Extract all of the data and reproduce it precisely.

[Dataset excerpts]
* * * * * * * * *
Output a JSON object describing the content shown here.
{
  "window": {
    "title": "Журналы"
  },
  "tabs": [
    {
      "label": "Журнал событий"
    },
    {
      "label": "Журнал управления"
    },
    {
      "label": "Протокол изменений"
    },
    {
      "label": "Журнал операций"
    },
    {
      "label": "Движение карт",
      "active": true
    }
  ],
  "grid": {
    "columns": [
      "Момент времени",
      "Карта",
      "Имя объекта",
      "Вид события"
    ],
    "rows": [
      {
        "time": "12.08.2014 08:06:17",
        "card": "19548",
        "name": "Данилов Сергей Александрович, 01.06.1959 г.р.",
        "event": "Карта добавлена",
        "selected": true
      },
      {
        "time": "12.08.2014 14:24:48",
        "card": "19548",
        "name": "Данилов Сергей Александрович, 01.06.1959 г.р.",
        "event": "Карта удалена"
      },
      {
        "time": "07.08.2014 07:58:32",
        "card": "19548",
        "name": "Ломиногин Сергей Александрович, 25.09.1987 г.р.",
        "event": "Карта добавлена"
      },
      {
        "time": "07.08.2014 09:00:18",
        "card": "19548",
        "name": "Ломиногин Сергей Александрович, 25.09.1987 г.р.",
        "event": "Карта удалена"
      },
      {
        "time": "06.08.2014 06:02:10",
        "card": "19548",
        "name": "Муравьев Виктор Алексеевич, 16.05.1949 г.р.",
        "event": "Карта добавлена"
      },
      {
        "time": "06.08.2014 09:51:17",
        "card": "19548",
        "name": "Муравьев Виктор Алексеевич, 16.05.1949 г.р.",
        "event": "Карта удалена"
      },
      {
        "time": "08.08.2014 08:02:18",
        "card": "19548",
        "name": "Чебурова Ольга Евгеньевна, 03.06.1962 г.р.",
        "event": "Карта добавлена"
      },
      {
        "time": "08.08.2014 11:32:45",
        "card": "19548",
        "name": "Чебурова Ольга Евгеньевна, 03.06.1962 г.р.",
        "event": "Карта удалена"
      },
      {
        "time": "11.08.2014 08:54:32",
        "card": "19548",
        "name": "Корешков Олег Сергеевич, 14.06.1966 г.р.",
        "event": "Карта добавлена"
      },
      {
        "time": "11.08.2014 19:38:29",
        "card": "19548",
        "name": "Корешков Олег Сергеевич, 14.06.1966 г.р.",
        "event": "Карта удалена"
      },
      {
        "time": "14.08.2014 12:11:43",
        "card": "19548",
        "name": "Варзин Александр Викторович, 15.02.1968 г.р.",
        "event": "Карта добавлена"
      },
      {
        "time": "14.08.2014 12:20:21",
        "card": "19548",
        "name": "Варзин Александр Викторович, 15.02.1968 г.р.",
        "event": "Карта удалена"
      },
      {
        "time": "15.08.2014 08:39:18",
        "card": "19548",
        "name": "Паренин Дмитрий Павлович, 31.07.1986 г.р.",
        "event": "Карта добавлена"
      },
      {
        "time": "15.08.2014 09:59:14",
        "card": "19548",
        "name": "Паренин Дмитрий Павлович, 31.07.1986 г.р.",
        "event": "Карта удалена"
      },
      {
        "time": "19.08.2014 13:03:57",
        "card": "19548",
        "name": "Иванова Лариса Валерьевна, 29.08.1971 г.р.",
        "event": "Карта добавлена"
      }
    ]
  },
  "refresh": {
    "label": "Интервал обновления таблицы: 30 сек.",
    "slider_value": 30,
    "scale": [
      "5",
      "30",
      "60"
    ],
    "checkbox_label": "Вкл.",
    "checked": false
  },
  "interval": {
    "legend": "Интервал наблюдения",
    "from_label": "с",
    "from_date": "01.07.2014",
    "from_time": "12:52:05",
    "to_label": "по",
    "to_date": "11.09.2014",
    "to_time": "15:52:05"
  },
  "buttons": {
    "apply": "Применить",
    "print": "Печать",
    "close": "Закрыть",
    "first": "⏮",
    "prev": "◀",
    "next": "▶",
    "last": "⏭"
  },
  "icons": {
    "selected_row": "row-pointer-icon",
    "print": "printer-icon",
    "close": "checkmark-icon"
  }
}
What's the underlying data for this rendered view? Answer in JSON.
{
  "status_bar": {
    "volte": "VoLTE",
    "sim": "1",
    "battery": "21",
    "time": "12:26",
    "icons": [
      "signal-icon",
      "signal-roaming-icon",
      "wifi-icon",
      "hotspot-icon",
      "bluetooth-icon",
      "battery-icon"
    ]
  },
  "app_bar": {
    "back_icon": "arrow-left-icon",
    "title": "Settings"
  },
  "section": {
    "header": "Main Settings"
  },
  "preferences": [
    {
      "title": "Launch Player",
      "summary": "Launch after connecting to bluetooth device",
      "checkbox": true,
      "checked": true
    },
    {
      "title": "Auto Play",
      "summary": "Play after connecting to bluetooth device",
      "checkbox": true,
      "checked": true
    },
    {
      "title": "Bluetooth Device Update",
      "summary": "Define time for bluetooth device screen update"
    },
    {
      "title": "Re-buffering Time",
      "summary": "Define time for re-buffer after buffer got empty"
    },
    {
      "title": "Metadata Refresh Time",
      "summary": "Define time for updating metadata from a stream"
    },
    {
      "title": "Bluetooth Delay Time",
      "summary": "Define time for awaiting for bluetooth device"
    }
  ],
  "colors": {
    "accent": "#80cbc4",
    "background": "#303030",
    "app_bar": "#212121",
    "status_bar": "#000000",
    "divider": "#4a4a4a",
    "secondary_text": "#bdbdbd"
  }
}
* * * * * * * * *
◆ The output
Output a JSON object describing the content shown here.
{
  "window": {
    "title": "Журналы"
  },
  "tabs": [
    {
      "label": "Журнал событий"
    },
    {
      "label": "Журнал управления"
    },
    {
      "label": "Протокол изменений"
    },
    {
      "label": "Журнал операций"
    },
    {
      "label": "Движение карт",
      "active": true
    }
  ],
  "grid": {
    "columns": [
      "Момент времени",
      "Карта",
      "Имя объекта",
      "Вид события"
    ],
    "rows": [
      {
        "time": "12.08.2014 08:06:17",
        "card": "19548",
        "name": "Данилов Сергей Александрович, 01.06.1959 г.р.",
        "event": "Карта добавлена",
        "selected": true
      },
      {
        "time": "12.08.2014 14:24:48",
        "card": "19548",
        "name": "Данилов Сергей Александрович, 01.06.1959 г.р.",
        "event": "Карта удалена"
      },
      {
        "time": "07.08.2014 07:58:32",
        "card": "19548",
        "name": "Ломиногин Сергей Александрович, 25.09.1987 г.р.",
        "event": "Карта добавлена"
      },
      {
        "time": "07.08.2014 09:00:18",
        "card": "19548",
        "name": "Ломиногин Сергей Александрович, 25.09.1987 г.р.",
        "event": "Карта удалена"
      },
      {
        "time": "06.08.2014 06:02:10",
        "card": "19548",
        "name": "Муравьев Виктор Алексеевич, 16.05.1949 г.р.",
        "event": "Карта добавлена"
      },
      {
        "time": "06.08.2014 09:51:17",
        "card": "19548",
        "name": "Муравьев Виктор Алексеевич, 16.05.1949 г.р.",
        "event": "Карта удалена"
      },
      {
        "time": "08.08.2014 08:02:18",
        "card": "19548",
        "name": "Чебурова Ольга Евгеньевна, 03.06.1962 г.р.",
        "event": "Карта добавлена"
      },
      {
        "time": "08.08.2014 11:32:45",
        "card": "19548",
        "name": "Чебурова Ольга Евгеньевна, 03.06.1962 г.р.",
        "event": "Карта удалена"
      },
      {
        "time": "11.08.2014 08:54:32",
        "card": "19548",
        "name": "Корешков Олег Сергеевич, 14.06.1966 г.р.",
        "event": "Карта добавлена"
      },
      {
        "time": "11.08.2014 19:38:29",
        "card": "19548",
        "name": "Корешков Олег Сергеевич, 14.06.1966 г.р.",
        "event": "Карта удалена"
      },
      {
        "time": "14.08.2014 12:11:43",
        "card": "19548",
        "name": "Варзин Александр Викторович, 15.02.1968 г.р.",
        "event": "Карта добавлена"
      },
      {
        "time": "14.08.2014 12:20:21",
        "card": "19548",
        "name": "Варзин Александр Викторович, 15.02.1968 г.р.",
        "event": "Карта удалена"
      },
      {
        "time": "15.08.2014 08:39:18",
        "card": "19548",
        "name": "Паренин Дмитрий Павлович, 31.07.1986 г.р.",
        "event": "Карта добавлена"
      },
      {
        "time": "15.08.2014 09:59:14",
        "card": "19548",
        "name": "Паренин Дмитрий Павлович, 31.07.1986 г.р.",
        "event": "Карта удалена"
      },
      {
        "time": "19.08.2014 13:03:57",
        "card": "19548",
        "name": "Иванова Лариса Валерьевна, 29.08.1971 г.р.",
        "event": "Карта добавлена"
      }
    ]
  },
  "refresh": {
    "label": "Интервал обновления таблицы: 30 сек.",
    "slider_value": 30,
    "scale": [
      "5",
      "30",
      "60"
    ],
    "checkbox_label": "Вкл.",
    "checked": false
  },
  "interval": {
    "legend": "Интервал наблюдения",
    "from_label": "с",
    "from_date": "01.07.2014",
    "from_time": "12:52:05",
    "to_label": "по",
    "to_date": "11.09.2014",
    "to_time": "15:52:05"
  },
  "buttons": {
    "apply": "Применить",
    "print": "Печать",
    "close": "Закрыть",
    "first": "⏮",
    "prev": "◀",
    "next": "▶",
    "last": "⏭"
  },
  "icons": {
    "selected_row": "row-pointer-icon",
    "print": "printer-icon",
    "close": "checkmark-icon"
  }
}
What's the underlying data for this rendered view? Answer in JSON.
{
  "status_bar": {
    "volte": "VoLTE",
    "sim": "1",
    "battery": "21",
    "time": "12:26",
    "icons": [
      "signal-icon",
      "signal-roaming-icon",
      "wifi-icon",
      "hotspot-icon",
      "bluetooth-icon",
      "battery-icon"
    ]
  },
  "app_bar": {
    "back_icon": "arrow-left-icon",
    "title": "Settings"
  },
  "section": {
    "header": "Main Settings"
  },
  "preferences": [
    {
      "title": "Launch Player",
      "summary": "Launch after connecting to bluetooth device",
      "checkbox": true,
      "checked": true
    },
    {
      "title": "Auto Play",
      "summary": "Play after connecting to bluetooth device",
      "checkbox": true,
      "checked": true
    },
    {
      "title": "Bluetooth Device Update",
      "summary": "Define time for bluetooth device screen update"
    },
    {
      "title": "Re-buffering Time",
      "summary": "Define time for re-buffer after buffer got empty"
    },
    {
      "title": "Metadata Refresh Time",
      "summary": "Define time for updating metadata from a stream"
    },
    {
      "title": "Bluetooth Delay Time",
      "summary": "Define time for awaiting for bluetooth device"
    }
  ],
  "colors": {
    "accent": "#80cbc4",
    "background": "#303030",
    "app_bar": "#212121",
    "status_bar": "#000000",
    "divider": "#4a4a4a",
    "secondary_text": "#bdbdbd"
  }
}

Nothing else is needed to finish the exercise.